▶ [TASK STATEMENT]:
Set down every entry word for word. Omit the pictures.

▶ [RECORDS FOR THE TASK]:
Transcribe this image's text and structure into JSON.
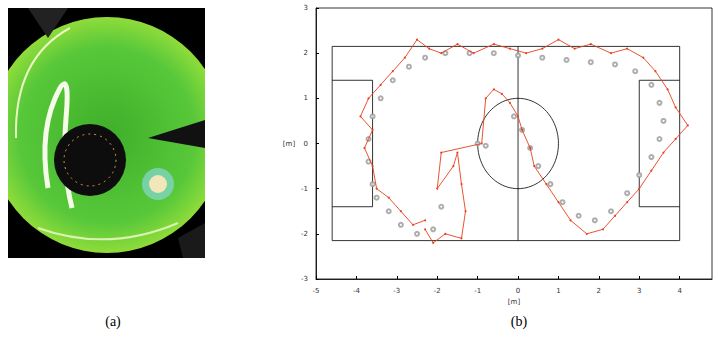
{
  "captions": [
    "(a)",
    "(b)"
  ],
  "chart_data": {
    "type": "line",
    "xlabel": "[m]",
    "ylabel": "[m]",
    "xlim": [
      -5,
      4.8
    ],
    "xticks": [
      -5,
      -4,
      -3,
      -2,
      -1,
      0,
      1,
      2,
      3,
      4
    ],
    "ylim": [
      -3,
      3
    ],
    "yticks": [
      -3,
      -2,
      -1,
      0,
      1,
      2,
      3
    ],
    "grid": false,
    "series": [
      {
        "type": "line",
        "color": "#e8401c",
        "marker": "dot",
        "x": [
          -2.3,
          -2.6,
          -2.9,
          -3.2,
          -3.5,
          -3.6,
          -3.8,
          -3.6,
          -3.9,
          -3.7,
          -3.4,
          -3.1,
          -2.8,
          -2.5,
          -2.2,
          -1.9,
          -1.5,
          -1.1,
          -0.6,
          -0.2,
          0.2,
          0.6,
          1.0,
          1.4,
          1.8,
          2.3,
          2.7,
          3.1,
          3.4,
          3.7,
          3.9,
          4.2,
          3.9,
          3.6,
          3.3,
          3.0,
          2.7,
          2.4,
          2.1,
          1.7,
          1.3,
          1.0,
          0.7,
          0.4,
          0.3,
          0.1,
          0.0,
          -0.2,
          -0.4,
          -0.6,
          -0.8,
          -0.9,
          -1.9,
          -2.0,
          -1.6,
          -1.5,
          -1.4,
          -1.3,
          -1.4,
          -1.8,
          -2.1,
          -2.3
        ],
        "y": [
          -1.7,
          -1.8,
          -1.5,
          -1.2,
          -1.0,
          -0.5,
          -0.1,
          0.3,
          0.6,
          1.0,
          1.3,
          1.6,
          1.9,
          2.3,
          2.1,
          2.0,
          2.2,
          2.0,
          2.2,
          2.1,
          2.0,
          2.1,
          2.3,
          2.1,
          2.2,
          2.0,
          2.1,
          1.9,
          1.6,
          1.2,
          0.8,
          0.4,
          0.1,
          -0.2,
          -0.6,
          -1.0,
          -1.3,
          -1.6,
          -1.9,
          -2.0,
          -1.7,
          -1.3,
          -0.9,
          -0.5,
          -0.1,
          0.3,
          0.6,
          0.9,
          1.1,
          1.2,
          1.0,
          0.0,
          -0.2,
          -1.0,
          -0.5,
          -0.2,
          -0.9,
          -1.5,
          -2.1,
          -2.0,
          -2.2,
          -1.9
        ]
      },
      {
        "type": "scatter",
        "color": "#999999",
        "marker": "circle",
        "x": [
          -3.6,
          -3.7,
          -3.7,
          -3.6,
          -3.4,
          -3.1,
          -2.7,
          -2.3,
          -1.8,
          -1.2,
          -0.6,
          0.0,
          0.6,
          1.2,
          1.8,
          2.4,
          2.9,
          3.3,
          3.5,
          3.6,
          3.5,
          3.3,
          3.0,
          2.7,
          2.3,
          1.9,
          1.5,
          1.1,
          0.8,
          0.5,
          0.3,
          0.1,
          -0.1,
          -0.8,
          -1.0,
          -1.9,
          -2.1,
          -2.5,
          -2.9,
          -3.2,
          -3.5
        ],
        "y": [
          -0.9,
          -0.4,
          0.1,
          0.6,
          1.0,
          1.4,
          1.7,
          1.9,
          2.0,
          2.0,
          2.0,
          1.95,
          1.9,
          1.85,
          1.8,
          1.75,
          1.6,
          1.3,
          0.9,
          0.5,
          0.1,
          -0.3,
          -0.7,
          -1.1,
          -1.5,
          -1.7,
          -1.6,
          -1.3,
          -0.9,
          -0.5,
          -0.1,
          0.3,
          0.6,
          -0.05,
          0.0,
          -1.4,
          -1.9,
          -2.0,
          -1.8,
          -1.5,
          -1.2
        ]
      }
    ],
    "field_lines": [
      {
        "x": [
          -4.6,
          4.0,
          4.0,
          -4.6,
          -4.6
        ],
        "y": [
          2.15,
          2.15,
          -2.15,
          -2.15,
          2.15
        ]
      },
      {
        "x": [
          0,
          0
        ],
        "y": [
          2.15,
          -2.15
        ]
      },
      {
        "x": [
          -4.6,
          -3.6,
          -3.6,
          -4.6
        ],
        "y": [
          1.4,
          1.4,
          -1.4,
          -1.4
        ]
      },
      {
        "x": [
          4.0,
          3.0,
          3.0,
          4.0
        ],
        "y": [
          1.4,
          1.4,
          -1.4,
          -1.4
        ]
      }
    ],
    "center_circle": {
      "x": 0,
      "y": 0,
      "radius": 1.0
    }
  }
}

▶ [OUTPUT BELOW]:
Transcribe this image's text and structure into JSON.
{
  "captions": [
    "(a)",
    "(b)"
  ],
  "chart_data": {
    "type": "line",
    "xlabel": "[m]",
    "ylabel": "[m]",
    "xlim": [
      -5,
      4.8
    ],
    "xticks": [
      -5,
      -4,
      -3,
      -2,
      -1,
      0,
      1,
      2,
      3,
      4
    ],
    "ylim": [
      -3,
      3
    ],
    "yticks": [
      -3,
      -2,
      -1,
      0,
      1,
      2,
      3
    ],
    "grid": false,
    "series": [
      {
        "type": "line",
        "color": "#e8401c",
        "marker": "dot",
        "x": [
          -2.3,
          -2.6,
          -2.9,
          -3.2,
          -3.5,
          -3.6,
          -3.8,
          -3.6,
          -3.9,
          -3.7,
          -3.4,
          -3.1,
          -2.8,
          -2.5,
          -2.2,
          -1.9,
          -1.5,
          -1.1,
          -0.6,
          -0.2,
          0.2,
          0.6,
          1.0,
          1.4,
          1.8,
          2.3,
          2.7,
          3.1,
          3.4,
          3.7,
          3.9,
          4.2,
          3.9,
          3.6,
          3.3,
          3.0,
          2.7,
          2.4,
          2.1,
          1.7,
          1.3,
          1.0,
          0.7,
          0.4,
          0.3,
          0.1,
          0.0,
          -0.2,
          -0.4,
          -0.6,
          -0.8,
          -0.9,
          -1.9,
          -2.0,
          -1.6,
          -1.5,
          -1.4,
          -1.3,
          -1.4,
          -1.8,
          -2.1,
          -2.3
        ],
        "y": [
          -1.7,
          -1.8,
          -1.5,
          -1.2,
          -1.0,
          -0.5,
          -0.1,
          0.3,
          0.6,
          1.0,
          1.3,
          1.6,
          1.9,
          2.3,
          2.1,
          2.0,
          2.2,
          2.0,
          2.2,
          2.1,
          2.0,
          2.1,
          2.3,
          2.1,
          2.2,
          2.0,
          2.1,
          1.9,
          1.6,
          1.2,
          0.8,
          0.4,
          0.1,
          -0.2,
          -0.6,
          -1.0,
          -1.3,
          -1.6,
          -1.9,
          -2.0,
          -1.7,
          -1.3,
          -0.9,
          -0.5,
          -0.1,
          0.3,
          0.6,
          0.9,
          1.1,
          1.2,
          1.0,
          0.0,
          -0.2,
          -1.0,
          -0.5,
          -0.2,
          -0.9,
          -1.5,
          -2.1,
          -2.0,
          -2.2,
          -1.9
        ]
      },
      {
        "type": "scatter",
        "color": "#999999",
        "marker": "circle",
        "x": [
          -3.6,
          -3.7,
          -3.7,
          -3.6,
          -3.4,
          -3.1,
          -2.7,
          -2.3,
          -1.8,
          -1.2,
          -0.6,
          0.0,
          0.6,
          1.2,
          1.8,
          2.4,
          2.9,
          3.3,
          3.5,
          3.6,
          3.5,
          3.3,
          3.0,
          2.7,
          2.3,
          1.9,
          1.5,
          1.1,
          0.8,
          0.5,
          0.3,
          0.1,
          -0.1,
          -0.8,
          -1.0,
          -1.9,
          -2.1,
          -2.5,
          -2.9,
          -3.2,
          -3.5
        ],
        "y": [
          -0.9,
          -0.4,
          0.1,
          0.6,
          1.0,
          1.4,
          1.7,
          1.9,
          2.0,
          2.0,
          2.0,
          1.95,
          1.9,
          1.85,
          1.8,
          1.75,
          1.6,
          1.3,
          0.9,
          0.5,
          0.1,
          -0.3,
          -0.7,
          -1.1,
          -1.5,
          -1.7,
          -1.6,
          -1.3,
          -0.9,
          -0.5,
          -0.1,
          0.3,
          0.6,
          -0.05,
          0.0,
          -1.4,
          -1.9,
          -2.0,
          -1.8,
          -1.5,
          -1.2
        ]
      }
    ],
    "field_lines": [
      {
        "x": [
          -4.6,
          4.0,
          4.0,
          -4.6,
          -4.6
        ],
        "y": [
          2.15,
          2.15,
          -2.15,
          -2.15,
          2.15
        ]
      },
      {
        "x": [
          0,
          0
        ],
        "y": [
          2.15,
          -2.15
        ]
      },
      {
        "x": [
          -4.6,
          -3.6,
          -3.6,
          -4.6
        ],
        "y": [
          1.4,
          1.4,
          -1.4,
          -1.4
        ]
      },
      {
        "x": [
          4.0,
          3.0,
          3.0,
          4.0
        ],
        "y": [
          1.4,
          1.4,
          -1.4,
          -1.4
        ]
      }
    ],
    "center_circle": {
      "x": 0,
      "y": 0,
      "radius": 1.0
    }
  }
}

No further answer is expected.